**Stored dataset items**
= = = = = = =
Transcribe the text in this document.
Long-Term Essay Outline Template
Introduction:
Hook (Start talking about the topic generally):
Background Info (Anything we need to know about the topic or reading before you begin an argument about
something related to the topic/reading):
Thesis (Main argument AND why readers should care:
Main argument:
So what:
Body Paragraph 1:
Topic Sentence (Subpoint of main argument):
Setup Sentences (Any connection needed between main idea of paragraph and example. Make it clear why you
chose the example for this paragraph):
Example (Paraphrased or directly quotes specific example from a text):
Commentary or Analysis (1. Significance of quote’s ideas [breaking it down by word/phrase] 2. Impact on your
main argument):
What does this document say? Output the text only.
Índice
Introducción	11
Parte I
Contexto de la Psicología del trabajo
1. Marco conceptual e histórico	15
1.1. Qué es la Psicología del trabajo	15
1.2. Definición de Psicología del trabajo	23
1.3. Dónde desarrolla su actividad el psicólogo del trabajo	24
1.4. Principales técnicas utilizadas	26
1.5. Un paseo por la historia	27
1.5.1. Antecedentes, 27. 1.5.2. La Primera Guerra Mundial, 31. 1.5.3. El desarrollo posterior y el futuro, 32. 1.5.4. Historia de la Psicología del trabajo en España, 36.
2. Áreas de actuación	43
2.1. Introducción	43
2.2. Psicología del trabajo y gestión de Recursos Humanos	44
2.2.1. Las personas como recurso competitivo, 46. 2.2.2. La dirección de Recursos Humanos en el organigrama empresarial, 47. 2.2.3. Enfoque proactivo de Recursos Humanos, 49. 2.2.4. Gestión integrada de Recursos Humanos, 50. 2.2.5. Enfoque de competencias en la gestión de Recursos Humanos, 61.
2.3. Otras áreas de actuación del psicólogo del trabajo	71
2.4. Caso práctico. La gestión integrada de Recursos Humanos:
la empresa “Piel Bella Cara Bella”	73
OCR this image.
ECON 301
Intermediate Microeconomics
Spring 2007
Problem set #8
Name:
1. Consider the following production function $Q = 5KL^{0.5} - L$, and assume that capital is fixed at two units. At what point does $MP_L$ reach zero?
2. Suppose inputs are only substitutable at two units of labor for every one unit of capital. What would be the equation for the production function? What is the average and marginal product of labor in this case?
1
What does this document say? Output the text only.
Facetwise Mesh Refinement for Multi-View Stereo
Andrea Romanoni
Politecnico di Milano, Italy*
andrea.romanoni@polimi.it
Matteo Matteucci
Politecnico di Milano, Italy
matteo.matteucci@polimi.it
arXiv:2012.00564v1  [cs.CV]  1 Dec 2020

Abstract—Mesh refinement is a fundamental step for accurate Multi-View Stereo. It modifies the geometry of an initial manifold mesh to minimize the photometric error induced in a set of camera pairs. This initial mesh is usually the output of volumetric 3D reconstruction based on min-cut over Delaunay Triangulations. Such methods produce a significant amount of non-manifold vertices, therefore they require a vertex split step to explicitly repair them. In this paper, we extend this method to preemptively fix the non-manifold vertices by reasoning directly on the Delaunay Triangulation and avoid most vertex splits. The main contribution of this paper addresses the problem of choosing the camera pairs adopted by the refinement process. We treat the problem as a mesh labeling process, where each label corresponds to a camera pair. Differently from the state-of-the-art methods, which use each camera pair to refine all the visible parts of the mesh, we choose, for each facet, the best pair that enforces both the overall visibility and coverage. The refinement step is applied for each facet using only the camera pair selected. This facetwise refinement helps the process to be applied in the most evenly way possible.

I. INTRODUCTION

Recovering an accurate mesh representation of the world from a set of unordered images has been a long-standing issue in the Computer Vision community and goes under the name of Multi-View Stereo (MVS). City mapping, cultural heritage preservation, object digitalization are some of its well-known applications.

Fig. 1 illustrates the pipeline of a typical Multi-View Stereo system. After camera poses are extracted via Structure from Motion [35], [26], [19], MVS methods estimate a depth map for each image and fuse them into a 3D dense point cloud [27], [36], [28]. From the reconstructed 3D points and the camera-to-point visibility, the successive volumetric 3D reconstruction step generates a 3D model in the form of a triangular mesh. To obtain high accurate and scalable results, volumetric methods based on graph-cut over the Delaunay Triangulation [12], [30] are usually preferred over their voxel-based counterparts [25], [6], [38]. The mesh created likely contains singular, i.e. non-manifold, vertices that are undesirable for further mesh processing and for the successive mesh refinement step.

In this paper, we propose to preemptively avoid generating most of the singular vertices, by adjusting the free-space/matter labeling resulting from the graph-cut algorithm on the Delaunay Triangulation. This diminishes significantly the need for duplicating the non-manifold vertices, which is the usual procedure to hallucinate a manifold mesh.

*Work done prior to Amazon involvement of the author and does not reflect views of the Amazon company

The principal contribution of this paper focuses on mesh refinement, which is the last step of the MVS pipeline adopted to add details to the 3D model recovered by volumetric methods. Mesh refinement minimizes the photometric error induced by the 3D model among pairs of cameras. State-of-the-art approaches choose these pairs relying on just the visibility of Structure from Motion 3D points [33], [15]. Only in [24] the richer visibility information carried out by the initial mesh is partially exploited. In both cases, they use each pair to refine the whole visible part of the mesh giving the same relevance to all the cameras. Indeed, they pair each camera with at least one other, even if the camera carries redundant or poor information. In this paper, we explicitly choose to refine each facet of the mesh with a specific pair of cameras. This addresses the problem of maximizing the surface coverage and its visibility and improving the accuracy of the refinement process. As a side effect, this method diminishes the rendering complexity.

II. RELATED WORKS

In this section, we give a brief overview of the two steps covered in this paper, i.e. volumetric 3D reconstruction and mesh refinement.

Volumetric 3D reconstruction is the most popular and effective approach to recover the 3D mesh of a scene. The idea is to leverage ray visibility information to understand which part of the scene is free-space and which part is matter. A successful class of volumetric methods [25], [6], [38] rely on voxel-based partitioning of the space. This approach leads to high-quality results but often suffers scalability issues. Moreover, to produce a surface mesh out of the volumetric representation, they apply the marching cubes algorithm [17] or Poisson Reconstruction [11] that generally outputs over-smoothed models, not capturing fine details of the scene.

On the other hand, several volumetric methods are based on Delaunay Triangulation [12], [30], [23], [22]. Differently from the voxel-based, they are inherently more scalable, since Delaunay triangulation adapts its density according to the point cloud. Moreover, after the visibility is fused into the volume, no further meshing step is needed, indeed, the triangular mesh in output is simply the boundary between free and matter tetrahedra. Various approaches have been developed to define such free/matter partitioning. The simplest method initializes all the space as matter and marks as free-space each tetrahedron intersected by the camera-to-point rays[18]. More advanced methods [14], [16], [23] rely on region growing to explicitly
= = = = = = =
**To do**
Your answer should be a single number: the count of lines in the listing that contain the word "Psicología".

**Final result**
5